» Exercise prompt:
Work through the following lines and count those that hold the word "History". Reply with that number only.

┄┄┄┄┄┄┄┄┄┄┄┄┄┄┄┄┄┄┄┄

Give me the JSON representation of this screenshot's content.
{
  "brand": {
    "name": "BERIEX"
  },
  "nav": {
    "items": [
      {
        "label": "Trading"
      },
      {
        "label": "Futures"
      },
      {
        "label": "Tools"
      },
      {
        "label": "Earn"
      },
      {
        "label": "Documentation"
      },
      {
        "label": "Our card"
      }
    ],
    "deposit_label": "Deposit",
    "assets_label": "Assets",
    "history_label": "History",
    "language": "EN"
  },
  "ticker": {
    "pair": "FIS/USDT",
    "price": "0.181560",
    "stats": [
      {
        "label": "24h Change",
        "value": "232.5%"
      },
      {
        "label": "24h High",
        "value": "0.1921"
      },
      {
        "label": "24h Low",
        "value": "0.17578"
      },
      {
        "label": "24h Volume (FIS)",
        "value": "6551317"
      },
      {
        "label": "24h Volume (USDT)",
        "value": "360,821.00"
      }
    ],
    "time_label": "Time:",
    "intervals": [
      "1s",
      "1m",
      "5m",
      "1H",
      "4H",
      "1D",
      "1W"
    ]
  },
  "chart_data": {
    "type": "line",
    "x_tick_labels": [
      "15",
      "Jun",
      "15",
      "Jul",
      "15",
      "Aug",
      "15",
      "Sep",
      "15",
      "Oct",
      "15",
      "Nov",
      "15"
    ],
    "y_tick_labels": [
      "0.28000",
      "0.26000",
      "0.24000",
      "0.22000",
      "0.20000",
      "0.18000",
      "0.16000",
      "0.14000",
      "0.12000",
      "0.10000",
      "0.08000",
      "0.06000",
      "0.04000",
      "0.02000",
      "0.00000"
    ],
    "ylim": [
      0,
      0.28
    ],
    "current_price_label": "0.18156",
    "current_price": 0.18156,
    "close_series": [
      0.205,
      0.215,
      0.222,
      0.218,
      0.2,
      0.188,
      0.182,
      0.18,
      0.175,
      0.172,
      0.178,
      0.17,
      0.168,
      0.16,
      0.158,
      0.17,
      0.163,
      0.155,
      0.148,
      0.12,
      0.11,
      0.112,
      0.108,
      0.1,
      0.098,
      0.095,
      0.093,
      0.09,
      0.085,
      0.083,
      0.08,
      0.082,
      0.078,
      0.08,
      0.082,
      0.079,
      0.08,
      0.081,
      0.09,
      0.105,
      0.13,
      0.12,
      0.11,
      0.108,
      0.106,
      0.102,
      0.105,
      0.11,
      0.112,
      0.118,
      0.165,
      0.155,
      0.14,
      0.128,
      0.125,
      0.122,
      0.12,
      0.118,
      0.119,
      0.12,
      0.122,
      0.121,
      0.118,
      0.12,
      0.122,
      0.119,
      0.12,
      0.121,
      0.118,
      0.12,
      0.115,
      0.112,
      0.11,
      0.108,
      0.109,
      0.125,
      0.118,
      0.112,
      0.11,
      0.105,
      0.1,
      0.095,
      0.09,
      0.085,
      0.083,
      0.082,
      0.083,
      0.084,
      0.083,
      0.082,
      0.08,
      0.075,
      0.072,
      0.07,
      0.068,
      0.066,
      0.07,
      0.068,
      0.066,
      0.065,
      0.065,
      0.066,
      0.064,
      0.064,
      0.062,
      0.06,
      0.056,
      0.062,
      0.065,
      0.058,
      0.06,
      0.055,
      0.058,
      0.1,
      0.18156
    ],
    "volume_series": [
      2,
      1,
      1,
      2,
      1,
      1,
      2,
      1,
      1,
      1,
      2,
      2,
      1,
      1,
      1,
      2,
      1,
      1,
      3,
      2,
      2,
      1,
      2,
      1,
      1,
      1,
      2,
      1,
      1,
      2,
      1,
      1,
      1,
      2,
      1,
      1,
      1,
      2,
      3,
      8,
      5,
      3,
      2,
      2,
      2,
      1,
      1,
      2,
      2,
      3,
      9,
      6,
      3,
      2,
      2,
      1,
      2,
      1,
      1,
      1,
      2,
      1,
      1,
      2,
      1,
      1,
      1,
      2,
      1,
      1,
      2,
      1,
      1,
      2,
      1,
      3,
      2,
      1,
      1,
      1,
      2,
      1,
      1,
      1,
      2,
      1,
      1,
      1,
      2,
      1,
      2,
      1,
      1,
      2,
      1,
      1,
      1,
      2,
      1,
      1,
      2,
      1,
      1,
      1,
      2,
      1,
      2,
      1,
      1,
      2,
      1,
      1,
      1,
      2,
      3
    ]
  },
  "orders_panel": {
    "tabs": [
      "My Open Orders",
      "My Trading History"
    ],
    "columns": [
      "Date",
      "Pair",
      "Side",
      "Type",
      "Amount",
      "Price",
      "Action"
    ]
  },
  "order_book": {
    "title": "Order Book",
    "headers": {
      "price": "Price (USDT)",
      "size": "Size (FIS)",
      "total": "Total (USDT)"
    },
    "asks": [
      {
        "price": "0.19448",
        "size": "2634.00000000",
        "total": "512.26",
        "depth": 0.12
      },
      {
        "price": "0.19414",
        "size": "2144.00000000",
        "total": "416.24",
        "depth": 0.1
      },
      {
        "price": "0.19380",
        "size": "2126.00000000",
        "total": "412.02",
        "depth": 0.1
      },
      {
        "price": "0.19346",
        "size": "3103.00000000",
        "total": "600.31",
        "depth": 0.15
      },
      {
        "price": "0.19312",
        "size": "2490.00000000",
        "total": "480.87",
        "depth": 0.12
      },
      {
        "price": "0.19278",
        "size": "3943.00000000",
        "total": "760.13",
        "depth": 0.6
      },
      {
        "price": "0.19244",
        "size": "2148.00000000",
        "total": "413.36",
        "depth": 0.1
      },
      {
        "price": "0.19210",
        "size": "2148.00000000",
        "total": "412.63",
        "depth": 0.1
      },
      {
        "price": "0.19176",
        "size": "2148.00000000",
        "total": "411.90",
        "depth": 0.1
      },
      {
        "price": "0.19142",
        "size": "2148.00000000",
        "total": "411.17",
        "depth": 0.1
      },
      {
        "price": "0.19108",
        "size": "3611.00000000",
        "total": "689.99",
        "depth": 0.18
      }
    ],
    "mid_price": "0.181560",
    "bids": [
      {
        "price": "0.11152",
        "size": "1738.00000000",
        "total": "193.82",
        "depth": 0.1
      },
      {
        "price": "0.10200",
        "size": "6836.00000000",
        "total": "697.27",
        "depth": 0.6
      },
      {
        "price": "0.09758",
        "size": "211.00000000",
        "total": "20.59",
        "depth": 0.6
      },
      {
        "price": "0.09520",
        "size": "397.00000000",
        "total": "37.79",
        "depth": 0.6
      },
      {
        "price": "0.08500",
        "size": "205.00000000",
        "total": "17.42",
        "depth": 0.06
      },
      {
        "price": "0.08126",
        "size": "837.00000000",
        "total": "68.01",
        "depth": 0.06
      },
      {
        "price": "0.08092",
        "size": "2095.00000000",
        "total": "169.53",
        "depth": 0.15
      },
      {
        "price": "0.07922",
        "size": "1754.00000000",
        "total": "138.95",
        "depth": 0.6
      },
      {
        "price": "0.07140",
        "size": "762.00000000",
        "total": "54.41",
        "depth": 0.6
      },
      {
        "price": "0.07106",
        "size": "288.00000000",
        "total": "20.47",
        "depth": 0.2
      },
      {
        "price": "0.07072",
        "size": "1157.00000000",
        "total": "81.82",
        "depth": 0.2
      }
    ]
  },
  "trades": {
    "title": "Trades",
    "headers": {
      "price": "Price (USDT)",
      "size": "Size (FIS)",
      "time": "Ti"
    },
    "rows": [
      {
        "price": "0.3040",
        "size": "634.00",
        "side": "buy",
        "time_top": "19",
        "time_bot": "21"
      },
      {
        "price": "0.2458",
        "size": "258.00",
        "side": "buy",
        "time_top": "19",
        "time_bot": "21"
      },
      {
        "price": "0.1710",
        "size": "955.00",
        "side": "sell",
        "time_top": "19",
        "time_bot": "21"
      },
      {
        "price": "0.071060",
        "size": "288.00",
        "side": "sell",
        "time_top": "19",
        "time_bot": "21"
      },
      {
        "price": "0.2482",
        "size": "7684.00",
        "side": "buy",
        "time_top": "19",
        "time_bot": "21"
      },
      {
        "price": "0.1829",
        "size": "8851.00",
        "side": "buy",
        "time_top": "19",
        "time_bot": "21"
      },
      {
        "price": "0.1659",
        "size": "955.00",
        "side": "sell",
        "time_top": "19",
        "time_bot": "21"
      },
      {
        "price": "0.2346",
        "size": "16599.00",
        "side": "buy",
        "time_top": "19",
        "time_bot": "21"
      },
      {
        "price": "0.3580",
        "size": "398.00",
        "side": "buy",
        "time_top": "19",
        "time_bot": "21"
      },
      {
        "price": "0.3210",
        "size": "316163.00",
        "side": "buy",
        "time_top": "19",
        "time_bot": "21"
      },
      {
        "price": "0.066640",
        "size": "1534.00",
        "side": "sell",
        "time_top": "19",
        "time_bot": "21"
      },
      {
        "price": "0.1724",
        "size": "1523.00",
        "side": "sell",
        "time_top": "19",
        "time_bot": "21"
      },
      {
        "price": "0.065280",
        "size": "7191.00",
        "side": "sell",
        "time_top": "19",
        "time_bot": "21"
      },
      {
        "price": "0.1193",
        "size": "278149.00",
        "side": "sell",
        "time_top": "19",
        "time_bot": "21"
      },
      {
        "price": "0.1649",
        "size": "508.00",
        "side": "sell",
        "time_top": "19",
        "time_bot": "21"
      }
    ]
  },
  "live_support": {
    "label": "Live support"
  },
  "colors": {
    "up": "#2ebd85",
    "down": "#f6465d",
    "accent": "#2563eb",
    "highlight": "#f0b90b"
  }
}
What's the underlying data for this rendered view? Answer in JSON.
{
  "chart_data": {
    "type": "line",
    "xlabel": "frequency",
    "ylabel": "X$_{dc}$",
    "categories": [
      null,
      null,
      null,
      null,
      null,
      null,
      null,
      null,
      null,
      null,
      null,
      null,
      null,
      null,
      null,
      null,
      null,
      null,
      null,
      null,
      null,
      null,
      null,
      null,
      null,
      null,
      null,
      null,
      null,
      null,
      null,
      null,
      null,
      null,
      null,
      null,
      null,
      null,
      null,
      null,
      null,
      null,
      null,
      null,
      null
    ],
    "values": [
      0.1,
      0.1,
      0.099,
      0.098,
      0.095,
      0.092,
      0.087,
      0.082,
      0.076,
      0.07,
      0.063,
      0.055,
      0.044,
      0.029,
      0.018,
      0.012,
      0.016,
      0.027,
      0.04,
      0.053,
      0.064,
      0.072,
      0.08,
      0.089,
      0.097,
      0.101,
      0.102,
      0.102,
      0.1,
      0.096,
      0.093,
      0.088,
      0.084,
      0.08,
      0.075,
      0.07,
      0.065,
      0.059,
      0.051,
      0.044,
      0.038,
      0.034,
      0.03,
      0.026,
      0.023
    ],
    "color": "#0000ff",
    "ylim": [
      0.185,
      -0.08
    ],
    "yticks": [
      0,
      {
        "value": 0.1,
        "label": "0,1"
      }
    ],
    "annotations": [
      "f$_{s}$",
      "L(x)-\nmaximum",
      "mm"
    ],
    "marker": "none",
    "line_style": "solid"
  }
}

┄┄┄┄┄┄┄┄┄┄┄┄┄┄┄┄┄┄┄┄

» Solution for this exercise:
2